* begin EXERCISE MATERIAL *
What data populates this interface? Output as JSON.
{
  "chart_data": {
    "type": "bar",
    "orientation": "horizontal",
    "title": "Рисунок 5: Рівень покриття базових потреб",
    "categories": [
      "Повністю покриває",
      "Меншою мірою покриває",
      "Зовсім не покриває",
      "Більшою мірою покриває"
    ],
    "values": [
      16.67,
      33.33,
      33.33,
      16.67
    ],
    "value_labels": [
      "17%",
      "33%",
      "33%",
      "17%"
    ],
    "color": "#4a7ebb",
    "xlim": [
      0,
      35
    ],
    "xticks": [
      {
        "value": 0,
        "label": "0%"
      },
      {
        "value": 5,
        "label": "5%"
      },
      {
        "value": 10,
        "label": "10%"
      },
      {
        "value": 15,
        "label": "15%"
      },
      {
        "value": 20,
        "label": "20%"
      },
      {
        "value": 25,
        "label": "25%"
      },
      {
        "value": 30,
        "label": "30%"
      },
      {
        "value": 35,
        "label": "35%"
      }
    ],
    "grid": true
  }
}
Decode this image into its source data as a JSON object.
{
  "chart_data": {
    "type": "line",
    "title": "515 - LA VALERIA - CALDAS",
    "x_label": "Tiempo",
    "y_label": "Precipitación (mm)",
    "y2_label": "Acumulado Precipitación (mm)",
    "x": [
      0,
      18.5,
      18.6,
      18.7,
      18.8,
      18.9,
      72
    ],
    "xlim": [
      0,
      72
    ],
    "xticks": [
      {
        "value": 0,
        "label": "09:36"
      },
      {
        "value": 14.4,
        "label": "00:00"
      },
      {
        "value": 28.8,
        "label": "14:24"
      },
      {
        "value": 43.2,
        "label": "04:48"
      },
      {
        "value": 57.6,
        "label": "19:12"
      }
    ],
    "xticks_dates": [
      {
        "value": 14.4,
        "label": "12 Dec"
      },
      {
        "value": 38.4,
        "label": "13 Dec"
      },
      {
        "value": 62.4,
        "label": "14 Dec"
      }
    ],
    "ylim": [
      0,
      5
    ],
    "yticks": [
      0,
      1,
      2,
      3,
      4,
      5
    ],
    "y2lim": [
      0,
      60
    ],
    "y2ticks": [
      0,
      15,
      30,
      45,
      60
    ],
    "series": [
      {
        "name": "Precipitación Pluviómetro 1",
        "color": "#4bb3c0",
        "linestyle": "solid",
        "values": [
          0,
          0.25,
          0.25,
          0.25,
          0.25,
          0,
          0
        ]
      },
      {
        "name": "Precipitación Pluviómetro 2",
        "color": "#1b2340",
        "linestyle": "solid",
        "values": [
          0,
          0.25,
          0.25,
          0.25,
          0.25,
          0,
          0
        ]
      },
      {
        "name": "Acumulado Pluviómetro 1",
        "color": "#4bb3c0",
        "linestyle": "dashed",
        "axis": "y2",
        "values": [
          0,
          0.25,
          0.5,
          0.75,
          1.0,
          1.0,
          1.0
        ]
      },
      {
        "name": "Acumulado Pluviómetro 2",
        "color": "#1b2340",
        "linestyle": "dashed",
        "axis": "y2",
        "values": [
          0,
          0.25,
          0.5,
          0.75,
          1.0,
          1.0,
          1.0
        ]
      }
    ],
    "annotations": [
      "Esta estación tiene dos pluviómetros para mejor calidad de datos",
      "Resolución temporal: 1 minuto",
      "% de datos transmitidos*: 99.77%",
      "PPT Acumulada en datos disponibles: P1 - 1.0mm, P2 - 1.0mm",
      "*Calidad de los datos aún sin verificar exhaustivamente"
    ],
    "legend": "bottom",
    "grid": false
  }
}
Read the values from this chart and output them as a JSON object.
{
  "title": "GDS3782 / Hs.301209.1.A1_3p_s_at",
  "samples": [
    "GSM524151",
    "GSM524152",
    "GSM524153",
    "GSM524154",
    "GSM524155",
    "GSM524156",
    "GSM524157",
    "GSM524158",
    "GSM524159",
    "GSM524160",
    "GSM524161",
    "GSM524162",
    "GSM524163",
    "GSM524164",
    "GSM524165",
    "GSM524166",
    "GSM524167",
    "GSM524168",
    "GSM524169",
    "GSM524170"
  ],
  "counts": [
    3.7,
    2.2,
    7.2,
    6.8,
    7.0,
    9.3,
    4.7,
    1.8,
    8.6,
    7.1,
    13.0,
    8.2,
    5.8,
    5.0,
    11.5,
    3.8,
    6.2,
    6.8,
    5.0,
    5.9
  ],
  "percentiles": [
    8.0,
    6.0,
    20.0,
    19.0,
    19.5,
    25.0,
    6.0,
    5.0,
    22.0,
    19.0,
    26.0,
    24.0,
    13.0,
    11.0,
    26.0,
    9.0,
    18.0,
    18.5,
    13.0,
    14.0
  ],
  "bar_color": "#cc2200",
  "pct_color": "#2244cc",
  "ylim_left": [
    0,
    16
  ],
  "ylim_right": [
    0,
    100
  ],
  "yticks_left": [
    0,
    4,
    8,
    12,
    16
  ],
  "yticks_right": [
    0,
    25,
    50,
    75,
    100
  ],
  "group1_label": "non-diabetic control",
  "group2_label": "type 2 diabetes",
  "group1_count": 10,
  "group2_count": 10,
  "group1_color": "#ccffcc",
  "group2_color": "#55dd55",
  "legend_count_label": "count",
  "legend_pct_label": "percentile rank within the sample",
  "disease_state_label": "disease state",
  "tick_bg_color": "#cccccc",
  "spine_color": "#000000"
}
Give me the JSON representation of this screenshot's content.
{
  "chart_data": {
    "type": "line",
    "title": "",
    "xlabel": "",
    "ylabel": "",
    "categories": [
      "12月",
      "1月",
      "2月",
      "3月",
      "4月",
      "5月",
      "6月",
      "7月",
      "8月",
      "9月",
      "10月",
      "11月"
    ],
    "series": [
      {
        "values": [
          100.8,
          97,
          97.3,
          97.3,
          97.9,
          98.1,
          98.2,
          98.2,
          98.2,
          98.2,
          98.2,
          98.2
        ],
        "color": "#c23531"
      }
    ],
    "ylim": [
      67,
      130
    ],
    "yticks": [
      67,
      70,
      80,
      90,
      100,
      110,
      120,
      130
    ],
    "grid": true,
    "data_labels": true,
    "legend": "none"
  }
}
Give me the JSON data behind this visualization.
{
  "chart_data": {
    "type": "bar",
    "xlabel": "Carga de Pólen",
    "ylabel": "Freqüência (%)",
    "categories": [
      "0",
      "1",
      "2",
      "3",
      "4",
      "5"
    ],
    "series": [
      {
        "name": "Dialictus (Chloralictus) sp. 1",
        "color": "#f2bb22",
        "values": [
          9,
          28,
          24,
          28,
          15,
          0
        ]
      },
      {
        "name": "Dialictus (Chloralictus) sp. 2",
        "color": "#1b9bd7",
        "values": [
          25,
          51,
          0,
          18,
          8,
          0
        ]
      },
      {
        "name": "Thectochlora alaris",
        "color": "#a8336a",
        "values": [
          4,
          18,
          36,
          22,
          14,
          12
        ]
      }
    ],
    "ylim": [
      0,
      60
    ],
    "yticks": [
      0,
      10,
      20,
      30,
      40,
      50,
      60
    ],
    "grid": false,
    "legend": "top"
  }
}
* end EXERCISE MATERIAL *
EXERCISE: Write out all the data again, exactly as it appears.

SOLUTION:
What data populates this interface? Output as JSON.
{
  "chart_data": {
    "type": "bar",
    "orientation": "horizontal",
    "title": "Рисунок 5: Рівень покриття базових потреб",
    "categories": [
      "Повністю покриває",
      "Меншою мірою покриває",
      "Зовсім не покриває",
      "Більшою мірою покриває"
    ],
    "values": [
      16.67,
      33.33,
      33.33,
      16.67
    ],
    "value_labels": [
      "17%",
      "33%",
      "33%",
      "17%"
    ],
    "color": "#4a7ebb",
    "xlim": [
      0,
      35
    ],
    "xticks": [
      {
        "value": 0,
        "label": "0%"
      },
      {
        "value": 5,
        "label": "5%"
      },
      {
        "value": 10,
        "label": "10%"
      },
      {
        "value": 15,
        "label": "15%"
      },
      {
        "value": 20,
        "label": "20%"
      },
      {
        "value": 25,
        "label": "25%"
      },
      {
        "value": 30,
        "label": "30%"
      },
      {
        "value": 35,
        "label": "35%"
      }
    ],
    "grid": true
  }
}
Decode this image into its source data as a JSON object.
{
  "chart_data": {
    "type": "line",
    "title": "515 - LA VALERIA - CALDAS",
    "x_label": "Tiempo",
    "y_label": "Precipitación (mm)",
    "y2_label": "Acumulado Precipitación (mm)",
    "x": [
      0,
      18.5,
      18.6,
      18.7,
      18.8,
      18.9,
      72
    ],
    "xlim": [
      0,
      72
    ],
    "xticks": [
      {
        "value": 0,
        "label": "09:36"
      },
      {
        "value": 14.4,
        "label": "00:00"
      },
      {
        "value": 28.8,
        "label": "14:24"
      },
      {
        "value": 43.2,
        "label": "04:48"
      },
      {
        "value": 57.6,
        "label": "19:12"
      }
    ],
    "xticks_dates": [
      {
        "value": 14.4,
        "label": "12 Dec"
      },
      {
        "value": 38.4,
        "label": "13 Dec"
      },
      {
        "value": 62.4,
        "label": "14 Dec"
      }
    ],
    "ylim": [
      0,
      5
    ],
    "yticks": [
      0,
      1,
      2,
      3,
      4,
      5
    ],
    "y2lim": [
      0,
      60
    ],
    "y2ticks": [
      0,
      15,
      30,
      45,
      60
    ],
    "series": [
      {
        "name": "Precipitación Pluviómetro 1",
        "color": "#4bb3c0",
        "linestyle": "solid",
        "values": [
          0,
          0.25,
          0.25,
          0.25,
          0.25,
          0,
          0
        ]
      },
      {
        "name": "Precipitación Pluviómetro 2",
        "color": "#1b2340",
        "linestyle": "solid",
        "values": [
          0,
          0.25,
          0.25,
          0.25,
          0.25,
          0,
          0
        ]
      },
      {
        "name": "Acumulado Pluviómetro 1",
        "color": "#4bb3c0",
        "linestyle": "dashed",
        "axis": "y2",
        "values": [
          0,
          0.25,
          0.5,
          0.75,
          1.0,
          1.0,
          1.0
        ]
      },
      {
        "name": "Acumulado Pluviómetro 2",
        "color": "#1b2340",
        "linestyle": "dashed",
        "axis": "y2",
        "values": [
          0,
          0.25,
          0.5,
          0.75,
          1.0,
          1.0,
          1.0
        ]
      }
    ],
    "annotations": [
      "Esta estación tiene dos pluviómetros para mejor calidad de datos",
      "Resolución temporal: 1 minuto",
      "% de datos transmitidos*: 99.77%",
      "PPT Acumulada en datos disponibles: P1 - 1.0mm, P2 - 1.0mm",
      "*Calidad de los datos aún sin verificar exhaustivamente"
    ],
    "legend": "bottom",
    "grid": false
  }
}
Read the values from this chart and output them as a JSON object.
{
  "title": "GDS3782 / Hs.301209.1.A1_3p_s_at",
  "samples": [
    "GSM524151",
    "GSM524152",
    "GSM524153",
    "GSM524154",
    "GSM524155",
    "GSM524156",
    "GSM524157",
    "GSM524158",
    "GSM524159",
    "GSM524160",
    "GSM524161",
    "GSM524162",
    "GSM524163",
    "GSM524164",
    "GSM524165",
    "GSM524166",
    "GSM524167",
    "GSM524168",
    "GSM524169",
    "GSM524170"
  ],
  "counts": [
    3.7,
    2.2,
    7.2,
    6.8,
    7.0,
    9.3,
    4.7,
    1.8,
    8.6,
    7.1,
    13.0,
    8.2,
    5.8,
    5.0,
    11.5,
    3.8,
    6.2,
    6.8,
    5.0,
    5.9
  ],
  "percentiles": [
    8.0,
    6.0,
    20.0,
    19.0,
    19.5,
    25.0,
    6.0,
    5.0,
    22.0,
    19.0,
    26.0,
    24.0,
    13.0,
    11.0,
    26.0,
    9.0,
    18.0,
    18.5,
    13.0,
    14.0
  ],
  "bar_color": "#cc2200",
  "pct_color": "#2244cc",
  "ylim_left": [
    0,
    16
  ],
  "ylim_right": [
    0,
    100
  ],
  "yticks_left": [
    0,
    4,
    8,
    12,
    16
  ],
  "yticks_right": [
    0,
    25,
    50,
    75,
    100
  ],
  "group1_label": "non-diabetic control",
  "group2_label": "type 2 diabetes",
  "group1_count": 10,
  "group2_count": 10,
  "group1_color": "#ccffcc",
  "group2_color": "#55dd55",
  "legend_count_label": "count",
  "legend_pct_label": "percentile rank within the sample",
  "disease_state_label": "disease state",
  "tick_bg_color": "#cccccc",
  "spine_color": "#000000"
}
Give me the JSON representation of this screenshot's content.
{
  "chart_data": {
    "type": "line",
    "title": "",
    "xlabel": "",
    "ylabel": "",
    "categories": [
      "12月",
      "1月",
      "2月",
      "3月",
      "4月",
      "5月",
      "6月",
      "7月",
      "8月",
      "9月",
      "10月",
      "11月"
    ],
    "series": [
      {
        "values": [
          100.8,
          97,
          97.3,
          97.3,
          97.9,
          98.1,
          98.2,
          98.2,
          98.2,
          98.2,
          98.2,
          98.2
        ],
        "color": "#c23531"
      }
    ],
    "ylim": [
      67,
      130
    ],
    "yticks": [
      67,
      70,
      80,
      90,
      100,
      110,
      120,
      130
    ],
    "grid": true,
    "data_labels": true,
    "legend": "none"
  }
}
Give me the JSON data behind this visualization.
{
  "chart_data": {
    "type": "bar",
    "xlabel": "Carga de Pólen",
    "ylabel": "Freqüência (%)",
    "categories": [
      "0",
      "1",
      "2",
      "3",
      "4",
      "5"
    ],
    "series": [
      {
        "name": "Dialictus (Chloralictus) sp. 1",
        "color": "#f2bb22",
        "values": [
          9,
          28,
          24,
          28,
          15,
          0
        ]
      },
      {
        "name": "Dialictus (Chloralictus) sp. 2",
        "color": "#1b9bd7",
        "values": [
          25,
          51,
          0,
          18,
          8,
          0
        ]
      },
      {
        "name": "Thectochlora alaris",
        "color": "#a8336a",
        "values": [
          4,
          18,
          36,
          22,
          14,
          12
        ]
      }
    ],
    "ylim": [
      0,
      60
    ],
    "yticks": [
      0,
      10,
      20,
      30,
      40,
      50,
      60
    ],
    "grid": false,
    "legend": "top"
  }
}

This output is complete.